━━━ Material for this exercise ━━━

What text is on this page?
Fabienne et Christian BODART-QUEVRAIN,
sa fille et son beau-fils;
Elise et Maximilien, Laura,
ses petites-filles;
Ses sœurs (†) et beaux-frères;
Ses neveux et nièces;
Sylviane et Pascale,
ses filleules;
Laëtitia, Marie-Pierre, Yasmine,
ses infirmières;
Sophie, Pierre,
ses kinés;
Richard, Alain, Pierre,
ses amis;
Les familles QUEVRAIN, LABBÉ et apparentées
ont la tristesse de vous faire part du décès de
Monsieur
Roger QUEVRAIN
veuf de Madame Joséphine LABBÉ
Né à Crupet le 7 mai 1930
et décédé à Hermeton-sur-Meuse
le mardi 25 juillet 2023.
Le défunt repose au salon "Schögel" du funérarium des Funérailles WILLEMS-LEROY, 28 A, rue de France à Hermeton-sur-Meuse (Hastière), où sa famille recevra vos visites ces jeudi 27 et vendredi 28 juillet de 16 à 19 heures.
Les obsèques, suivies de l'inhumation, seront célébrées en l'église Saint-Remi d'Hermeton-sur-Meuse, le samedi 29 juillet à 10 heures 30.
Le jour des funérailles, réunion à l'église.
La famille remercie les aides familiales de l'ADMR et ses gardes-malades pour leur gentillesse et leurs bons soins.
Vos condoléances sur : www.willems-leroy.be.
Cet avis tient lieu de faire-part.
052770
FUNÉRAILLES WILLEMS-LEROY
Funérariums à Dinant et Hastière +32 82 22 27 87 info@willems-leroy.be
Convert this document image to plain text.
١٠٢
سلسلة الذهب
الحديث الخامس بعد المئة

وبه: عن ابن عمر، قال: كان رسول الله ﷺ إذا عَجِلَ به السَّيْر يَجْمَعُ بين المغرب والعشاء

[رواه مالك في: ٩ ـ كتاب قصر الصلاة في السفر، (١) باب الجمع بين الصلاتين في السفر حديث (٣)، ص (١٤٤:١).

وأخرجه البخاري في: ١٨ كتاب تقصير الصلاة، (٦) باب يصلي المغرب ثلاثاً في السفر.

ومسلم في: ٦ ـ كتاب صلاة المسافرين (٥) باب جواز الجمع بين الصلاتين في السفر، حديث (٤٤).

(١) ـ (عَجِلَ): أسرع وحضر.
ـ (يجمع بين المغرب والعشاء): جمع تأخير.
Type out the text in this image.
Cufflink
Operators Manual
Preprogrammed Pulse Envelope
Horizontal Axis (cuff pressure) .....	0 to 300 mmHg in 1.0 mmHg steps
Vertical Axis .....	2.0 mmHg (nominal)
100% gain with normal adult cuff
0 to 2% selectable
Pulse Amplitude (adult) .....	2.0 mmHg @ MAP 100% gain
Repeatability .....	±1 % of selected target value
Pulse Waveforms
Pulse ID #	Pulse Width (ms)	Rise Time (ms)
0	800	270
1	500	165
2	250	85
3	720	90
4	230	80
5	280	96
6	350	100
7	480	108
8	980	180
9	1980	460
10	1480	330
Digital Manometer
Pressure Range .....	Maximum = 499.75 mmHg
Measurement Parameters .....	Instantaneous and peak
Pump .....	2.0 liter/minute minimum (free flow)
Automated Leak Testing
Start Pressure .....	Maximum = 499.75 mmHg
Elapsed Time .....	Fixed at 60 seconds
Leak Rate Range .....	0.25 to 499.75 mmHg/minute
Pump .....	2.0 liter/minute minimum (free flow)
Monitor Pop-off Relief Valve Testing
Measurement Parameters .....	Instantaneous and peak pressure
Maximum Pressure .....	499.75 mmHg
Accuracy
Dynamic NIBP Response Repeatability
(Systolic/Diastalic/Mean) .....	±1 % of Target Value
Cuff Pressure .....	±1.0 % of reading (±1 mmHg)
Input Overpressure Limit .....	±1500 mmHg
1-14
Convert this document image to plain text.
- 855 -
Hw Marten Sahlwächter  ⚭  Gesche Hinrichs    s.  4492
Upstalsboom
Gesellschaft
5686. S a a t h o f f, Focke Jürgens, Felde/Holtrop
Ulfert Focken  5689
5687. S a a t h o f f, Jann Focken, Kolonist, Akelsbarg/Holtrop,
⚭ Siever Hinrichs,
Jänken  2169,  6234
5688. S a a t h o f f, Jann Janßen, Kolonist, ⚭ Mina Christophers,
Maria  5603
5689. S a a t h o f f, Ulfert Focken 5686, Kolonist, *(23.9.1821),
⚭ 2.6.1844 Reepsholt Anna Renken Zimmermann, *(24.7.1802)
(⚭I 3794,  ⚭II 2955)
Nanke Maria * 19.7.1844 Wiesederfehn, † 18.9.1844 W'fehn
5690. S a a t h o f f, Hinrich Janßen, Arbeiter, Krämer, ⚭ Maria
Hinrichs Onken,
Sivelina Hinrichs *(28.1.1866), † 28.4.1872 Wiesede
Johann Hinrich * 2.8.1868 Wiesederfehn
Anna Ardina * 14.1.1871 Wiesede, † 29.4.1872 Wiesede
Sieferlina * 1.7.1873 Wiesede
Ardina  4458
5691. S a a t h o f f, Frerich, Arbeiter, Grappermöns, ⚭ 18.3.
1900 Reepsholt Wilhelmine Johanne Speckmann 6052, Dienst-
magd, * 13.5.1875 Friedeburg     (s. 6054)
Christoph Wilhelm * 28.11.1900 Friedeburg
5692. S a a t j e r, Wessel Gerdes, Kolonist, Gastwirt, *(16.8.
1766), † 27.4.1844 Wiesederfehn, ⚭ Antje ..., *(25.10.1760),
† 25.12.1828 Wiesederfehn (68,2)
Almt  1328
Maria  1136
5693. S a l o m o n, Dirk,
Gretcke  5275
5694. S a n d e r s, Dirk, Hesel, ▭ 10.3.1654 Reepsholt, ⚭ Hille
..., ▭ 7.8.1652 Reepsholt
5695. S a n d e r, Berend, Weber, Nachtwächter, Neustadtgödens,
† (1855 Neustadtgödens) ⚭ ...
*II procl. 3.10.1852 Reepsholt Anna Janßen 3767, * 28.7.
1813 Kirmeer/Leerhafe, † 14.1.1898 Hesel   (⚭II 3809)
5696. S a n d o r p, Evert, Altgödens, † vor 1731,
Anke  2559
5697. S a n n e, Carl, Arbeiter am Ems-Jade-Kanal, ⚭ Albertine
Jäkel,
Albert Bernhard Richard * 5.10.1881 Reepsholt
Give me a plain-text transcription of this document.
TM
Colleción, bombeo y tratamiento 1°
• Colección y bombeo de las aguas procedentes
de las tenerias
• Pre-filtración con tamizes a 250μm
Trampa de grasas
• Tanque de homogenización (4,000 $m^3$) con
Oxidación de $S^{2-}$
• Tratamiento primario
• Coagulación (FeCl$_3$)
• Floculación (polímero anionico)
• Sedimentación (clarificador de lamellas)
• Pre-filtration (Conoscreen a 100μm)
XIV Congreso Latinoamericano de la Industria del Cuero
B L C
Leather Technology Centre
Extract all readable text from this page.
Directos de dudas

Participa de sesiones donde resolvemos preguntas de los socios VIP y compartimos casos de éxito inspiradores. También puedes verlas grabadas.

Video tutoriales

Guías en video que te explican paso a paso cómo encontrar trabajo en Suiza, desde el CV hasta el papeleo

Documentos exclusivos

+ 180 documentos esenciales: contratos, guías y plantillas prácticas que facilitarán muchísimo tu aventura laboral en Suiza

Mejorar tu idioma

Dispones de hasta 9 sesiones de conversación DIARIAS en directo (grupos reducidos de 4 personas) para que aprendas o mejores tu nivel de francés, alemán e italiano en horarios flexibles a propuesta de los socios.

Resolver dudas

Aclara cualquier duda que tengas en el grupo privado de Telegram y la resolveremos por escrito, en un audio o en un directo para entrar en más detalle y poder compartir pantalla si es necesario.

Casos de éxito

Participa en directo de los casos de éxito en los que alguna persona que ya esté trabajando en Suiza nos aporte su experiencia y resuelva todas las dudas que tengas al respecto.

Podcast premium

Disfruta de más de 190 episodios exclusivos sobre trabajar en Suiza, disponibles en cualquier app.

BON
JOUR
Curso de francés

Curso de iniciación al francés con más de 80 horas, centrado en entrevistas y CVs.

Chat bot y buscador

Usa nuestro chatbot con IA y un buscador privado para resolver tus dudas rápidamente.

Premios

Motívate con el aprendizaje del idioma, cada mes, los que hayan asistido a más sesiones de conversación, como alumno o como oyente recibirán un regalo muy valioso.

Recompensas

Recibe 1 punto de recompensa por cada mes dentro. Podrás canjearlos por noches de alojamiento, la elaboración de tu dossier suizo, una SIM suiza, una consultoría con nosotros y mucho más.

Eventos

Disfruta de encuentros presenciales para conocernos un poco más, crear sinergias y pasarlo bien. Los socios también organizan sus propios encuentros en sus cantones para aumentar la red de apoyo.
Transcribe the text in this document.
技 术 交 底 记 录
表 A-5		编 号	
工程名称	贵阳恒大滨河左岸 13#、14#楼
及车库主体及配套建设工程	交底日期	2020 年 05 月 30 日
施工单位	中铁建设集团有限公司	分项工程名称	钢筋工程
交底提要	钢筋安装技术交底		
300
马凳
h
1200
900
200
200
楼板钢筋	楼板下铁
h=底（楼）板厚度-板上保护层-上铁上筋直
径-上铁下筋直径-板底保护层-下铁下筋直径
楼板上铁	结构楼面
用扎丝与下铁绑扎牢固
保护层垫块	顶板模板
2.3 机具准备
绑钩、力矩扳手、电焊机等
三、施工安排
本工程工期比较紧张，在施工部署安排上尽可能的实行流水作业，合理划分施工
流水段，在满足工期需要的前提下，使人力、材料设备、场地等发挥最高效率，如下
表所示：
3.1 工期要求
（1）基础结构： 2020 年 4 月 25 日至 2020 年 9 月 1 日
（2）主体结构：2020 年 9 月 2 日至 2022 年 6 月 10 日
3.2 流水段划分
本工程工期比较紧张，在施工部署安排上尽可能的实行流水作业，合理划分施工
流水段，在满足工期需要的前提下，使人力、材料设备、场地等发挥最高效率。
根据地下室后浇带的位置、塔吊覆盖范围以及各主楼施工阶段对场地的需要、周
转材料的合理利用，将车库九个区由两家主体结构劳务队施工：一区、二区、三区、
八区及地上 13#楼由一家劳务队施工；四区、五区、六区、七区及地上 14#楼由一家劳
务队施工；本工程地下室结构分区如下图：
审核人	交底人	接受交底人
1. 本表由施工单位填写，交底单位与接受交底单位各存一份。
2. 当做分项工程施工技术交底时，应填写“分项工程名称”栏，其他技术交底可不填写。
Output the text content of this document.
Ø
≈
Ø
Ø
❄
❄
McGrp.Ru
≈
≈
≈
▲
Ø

━━━

* [What to do]: Report the number of lines containing the string "Measurement" and add nothing to it.

* [Written response]: 2